Document section:
★ ★ ★ ★

Lipid Metabolism: MCQs (Cholesterol, Triglycerides, and Other Lipids) with answers and explanation

                      Multiple Choice Question on Lipid Metabolism (Cholesterol, Triglycerides, and                               Other Lipids)

1) The cholesterol serves as the precursor for the following biosynthetic pathways, EXCEPT
a) Bile acid synthesis
b) Steroid hormone synthesis
c) Aldosterone synthesis
d) Thyroid hormone synthesis

2) Which of the following lipids act as lungs surfactants?
a) Phosphatidylcholine
b) Phosphatidylethanolamine
c) Ceramide
d) Phosphatidylinositol

3) Identify the simple lipid from the following?
a) Lecithin
b) Fatty acid
c) Triacylglycerol
d) Steroids

4) All of the following are complex lipids, Except?
a) Phosphatidic acid
b) Cerebroside
c) Cardiolipin
d) Cholesterol

5) Which of the following is an essential fatty acid?
a) Linolenic acid
b) Arachidonic acid
c) Oleic acid
d) Palmitic acid

6) Bile acid is derived from:
a) Cholesterol
b) Amino acids
c) Fatty acids
d) Bilirubin

7) Which of the following lipid is mostly present in mitochondrial membranes?
a) Lecithin
b) Cephalin
c) Cardiolipin
d) Ceramide

8) Insulin enhances the uptake of triacylglycerols in adipose tissues. 
Which of the following enzyme is activated that facilitates the uptake?
a) Hormone-sensitive lipase
b) Lipoprotein lipase
c) LCAT
d) Apo C-II

9) Familial hypercholesterolemia is a genetic disorder of cholesterol metabolism. 
The defect lies in the..............................................................................................
a) Transport of cholesterol from extrahepatic tissue to the liver
b) Impairment of cholesterol degradative pathway
c) Impairment of uptake of cholesterol by tissues
d) Impairment of HDL metabolism due to deficiency of Apo-A

10) Which of the following inhibits acetyl CoA carboxylase- a rate-limiting enzyme of fatty metabolism?
a) Citrate
b) ATP
c) Malonyl CoA
d) Acyl CoA

11) Acetyl CoA serves as the precursor for the synthesis of cholesterol, and the biosynthesis of cholesterol is tightly regulated. 
Which of the following step is a regulatory step of cholesterol biosynthesis?

★ ★ ★ ★

Record set:
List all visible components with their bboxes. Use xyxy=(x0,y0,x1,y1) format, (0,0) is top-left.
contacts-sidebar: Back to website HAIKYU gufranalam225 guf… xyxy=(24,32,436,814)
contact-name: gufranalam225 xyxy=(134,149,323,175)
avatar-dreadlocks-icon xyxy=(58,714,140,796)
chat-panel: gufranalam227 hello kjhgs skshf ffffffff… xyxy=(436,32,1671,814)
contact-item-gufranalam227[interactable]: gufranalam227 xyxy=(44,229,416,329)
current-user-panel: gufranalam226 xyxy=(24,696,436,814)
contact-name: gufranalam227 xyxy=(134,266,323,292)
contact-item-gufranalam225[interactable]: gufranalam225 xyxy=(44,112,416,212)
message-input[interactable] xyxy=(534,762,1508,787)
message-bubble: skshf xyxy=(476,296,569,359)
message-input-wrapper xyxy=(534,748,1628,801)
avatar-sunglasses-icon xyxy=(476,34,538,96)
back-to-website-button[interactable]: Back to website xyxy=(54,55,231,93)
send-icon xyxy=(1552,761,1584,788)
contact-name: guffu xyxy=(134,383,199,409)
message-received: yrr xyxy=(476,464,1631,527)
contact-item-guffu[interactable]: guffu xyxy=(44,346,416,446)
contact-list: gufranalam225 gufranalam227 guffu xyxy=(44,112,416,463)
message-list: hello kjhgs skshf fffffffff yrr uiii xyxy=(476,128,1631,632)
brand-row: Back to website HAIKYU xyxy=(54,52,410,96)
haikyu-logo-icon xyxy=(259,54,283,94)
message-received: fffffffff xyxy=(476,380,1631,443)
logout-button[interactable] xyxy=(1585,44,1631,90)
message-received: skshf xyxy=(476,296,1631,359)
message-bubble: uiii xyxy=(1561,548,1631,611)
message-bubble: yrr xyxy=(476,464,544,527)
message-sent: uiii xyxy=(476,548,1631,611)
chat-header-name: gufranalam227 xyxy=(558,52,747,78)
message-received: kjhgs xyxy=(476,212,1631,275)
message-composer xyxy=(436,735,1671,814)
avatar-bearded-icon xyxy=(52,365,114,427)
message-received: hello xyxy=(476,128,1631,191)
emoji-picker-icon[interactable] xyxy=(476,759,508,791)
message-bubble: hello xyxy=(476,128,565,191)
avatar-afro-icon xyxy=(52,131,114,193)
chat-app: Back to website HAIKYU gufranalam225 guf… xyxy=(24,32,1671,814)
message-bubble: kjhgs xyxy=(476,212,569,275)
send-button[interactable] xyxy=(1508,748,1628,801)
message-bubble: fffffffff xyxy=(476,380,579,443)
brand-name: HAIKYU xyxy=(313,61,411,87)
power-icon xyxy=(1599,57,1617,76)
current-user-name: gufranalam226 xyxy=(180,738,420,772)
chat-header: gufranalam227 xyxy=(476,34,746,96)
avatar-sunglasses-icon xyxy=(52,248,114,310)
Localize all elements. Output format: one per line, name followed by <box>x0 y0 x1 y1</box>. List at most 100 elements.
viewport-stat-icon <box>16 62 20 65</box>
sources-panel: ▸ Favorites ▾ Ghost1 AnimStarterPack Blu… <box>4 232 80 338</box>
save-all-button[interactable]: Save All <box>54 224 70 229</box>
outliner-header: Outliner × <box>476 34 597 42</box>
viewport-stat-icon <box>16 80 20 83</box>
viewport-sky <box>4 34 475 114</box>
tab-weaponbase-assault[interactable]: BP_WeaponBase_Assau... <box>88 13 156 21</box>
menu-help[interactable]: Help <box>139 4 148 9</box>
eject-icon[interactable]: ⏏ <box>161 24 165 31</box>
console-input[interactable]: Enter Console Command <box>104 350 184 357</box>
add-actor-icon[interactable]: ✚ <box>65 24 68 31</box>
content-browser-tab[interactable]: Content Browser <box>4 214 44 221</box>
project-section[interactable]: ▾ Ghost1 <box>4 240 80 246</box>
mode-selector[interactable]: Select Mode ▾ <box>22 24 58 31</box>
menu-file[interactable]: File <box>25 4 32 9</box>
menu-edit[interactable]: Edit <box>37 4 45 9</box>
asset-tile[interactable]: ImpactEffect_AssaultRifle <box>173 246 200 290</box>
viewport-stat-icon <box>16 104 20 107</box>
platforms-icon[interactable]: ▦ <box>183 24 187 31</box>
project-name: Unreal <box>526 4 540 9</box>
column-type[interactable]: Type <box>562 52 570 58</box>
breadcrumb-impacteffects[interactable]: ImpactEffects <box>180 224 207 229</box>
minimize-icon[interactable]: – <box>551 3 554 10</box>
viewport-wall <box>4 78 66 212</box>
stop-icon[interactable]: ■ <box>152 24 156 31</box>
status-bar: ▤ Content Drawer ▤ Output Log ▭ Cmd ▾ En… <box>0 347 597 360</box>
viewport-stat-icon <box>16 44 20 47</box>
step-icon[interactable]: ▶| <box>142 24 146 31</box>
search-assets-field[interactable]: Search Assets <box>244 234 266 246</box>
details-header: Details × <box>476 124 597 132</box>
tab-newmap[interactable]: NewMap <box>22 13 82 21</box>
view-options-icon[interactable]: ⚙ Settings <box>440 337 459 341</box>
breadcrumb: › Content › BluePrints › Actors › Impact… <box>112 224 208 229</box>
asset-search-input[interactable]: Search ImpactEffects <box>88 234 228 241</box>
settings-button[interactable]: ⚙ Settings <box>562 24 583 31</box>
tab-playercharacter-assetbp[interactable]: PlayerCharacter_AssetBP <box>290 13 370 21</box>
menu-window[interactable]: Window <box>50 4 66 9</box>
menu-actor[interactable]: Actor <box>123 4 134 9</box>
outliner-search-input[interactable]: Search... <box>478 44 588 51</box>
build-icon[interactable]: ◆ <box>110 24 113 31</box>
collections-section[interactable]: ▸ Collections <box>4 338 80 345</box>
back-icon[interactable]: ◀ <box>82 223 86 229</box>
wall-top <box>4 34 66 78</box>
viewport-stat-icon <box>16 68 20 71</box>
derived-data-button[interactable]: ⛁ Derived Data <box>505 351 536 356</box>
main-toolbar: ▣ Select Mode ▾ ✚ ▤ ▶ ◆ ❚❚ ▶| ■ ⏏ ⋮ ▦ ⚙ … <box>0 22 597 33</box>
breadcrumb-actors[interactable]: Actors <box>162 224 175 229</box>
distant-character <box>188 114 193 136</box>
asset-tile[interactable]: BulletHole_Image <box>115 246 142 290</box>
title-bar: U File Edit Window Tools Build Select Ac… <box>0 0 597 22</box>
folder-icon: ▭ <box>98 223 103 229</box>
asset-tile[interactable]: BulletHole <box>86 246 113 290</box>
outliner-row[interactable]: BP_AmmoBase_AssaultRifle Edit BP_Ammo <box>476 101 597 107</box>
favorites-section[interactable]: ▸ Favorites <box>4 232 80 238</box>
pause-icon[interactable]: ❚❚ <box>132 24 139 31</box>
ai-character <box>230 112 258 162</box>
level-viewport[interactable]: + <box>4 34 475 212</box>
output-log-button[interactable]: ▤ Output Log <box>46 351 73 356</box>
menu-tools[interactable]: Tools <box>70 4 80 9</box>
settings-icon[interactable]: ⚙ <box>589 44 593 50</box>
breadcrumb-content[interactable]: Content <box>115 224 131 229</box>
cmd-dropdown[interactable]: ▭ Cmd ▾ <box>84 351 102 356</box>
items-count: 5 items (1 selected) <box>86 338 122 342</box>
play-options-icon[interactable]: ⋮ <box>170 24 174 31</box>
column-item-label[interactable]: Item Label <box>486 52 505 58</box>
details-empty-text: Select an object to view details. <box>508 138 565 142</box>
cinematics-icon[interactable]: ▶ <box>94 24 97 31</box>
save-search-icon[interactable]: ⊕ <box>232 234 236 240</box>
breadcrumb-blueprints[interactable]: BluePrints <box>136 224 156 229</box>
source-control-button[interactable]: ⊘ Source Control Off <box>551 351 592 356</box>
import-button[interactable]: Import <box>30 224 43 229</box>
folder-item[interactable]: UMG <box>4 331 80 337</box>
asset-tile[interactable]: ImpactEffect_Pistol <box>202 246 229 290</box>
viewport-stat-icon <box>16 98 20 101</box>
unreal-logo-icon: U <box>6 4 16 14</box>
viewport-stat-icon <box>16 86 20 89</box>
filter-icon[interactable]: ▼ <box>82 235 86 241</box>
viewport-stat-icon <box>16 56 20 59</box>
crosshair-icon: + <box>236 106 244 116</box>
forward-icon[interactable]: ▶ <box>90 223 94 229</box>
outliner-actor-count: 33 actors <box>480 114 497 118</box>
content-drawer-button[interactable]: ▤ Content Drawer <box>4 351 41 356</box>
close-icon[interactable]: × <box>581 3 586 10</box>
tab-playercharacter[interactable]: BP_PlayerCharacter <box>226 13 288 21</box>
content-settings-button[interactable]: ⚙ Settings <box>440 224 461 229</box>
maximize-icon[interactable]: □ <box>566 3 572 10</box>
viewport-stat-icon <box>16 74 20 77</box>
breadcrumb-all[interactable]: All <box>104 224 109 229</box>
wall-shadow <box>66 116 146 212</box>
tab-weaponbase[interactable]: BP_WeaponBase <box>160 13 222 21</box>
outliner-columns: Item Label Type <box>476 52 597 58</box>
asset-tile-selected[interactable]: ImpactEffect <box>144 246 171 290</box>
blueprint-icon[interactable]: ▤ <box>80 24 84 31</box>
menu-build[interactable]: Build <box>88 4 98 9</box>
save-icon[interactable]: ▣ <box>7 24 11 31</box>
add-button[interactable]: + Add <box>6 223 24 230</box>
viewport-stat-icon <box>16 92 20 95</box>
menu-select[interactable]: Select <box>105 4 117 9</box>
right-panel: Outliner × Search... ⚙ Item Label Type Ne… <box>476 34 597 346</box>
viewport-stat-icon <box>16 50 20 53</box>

★ ★ ★ ★

Required work:
- a) In the lipid metabolism quiz, what does acetyl CoA serve as the precursor for?
- b) Summarize the lipid metabolism quiz in two sentences.
The records are separate material from the lipid metabolism quiz.

Results in order:
- a) The synthesis of cholesterol.

- b) The lipid metabolism quiz is a set of multiple-choice questions on cholesterol, triglycerides, and other lipids. Its questions cover cholesterol as a biosynthetic precursor, lung surfactants, simple and complex lipids, essential fatty acids, mitochondrial membrane lipids, enzymes in triacylglycerol uptake and fatty acid metabolism, familial hypercholesterolemia, and the regulation of cholesterol biosynthesis.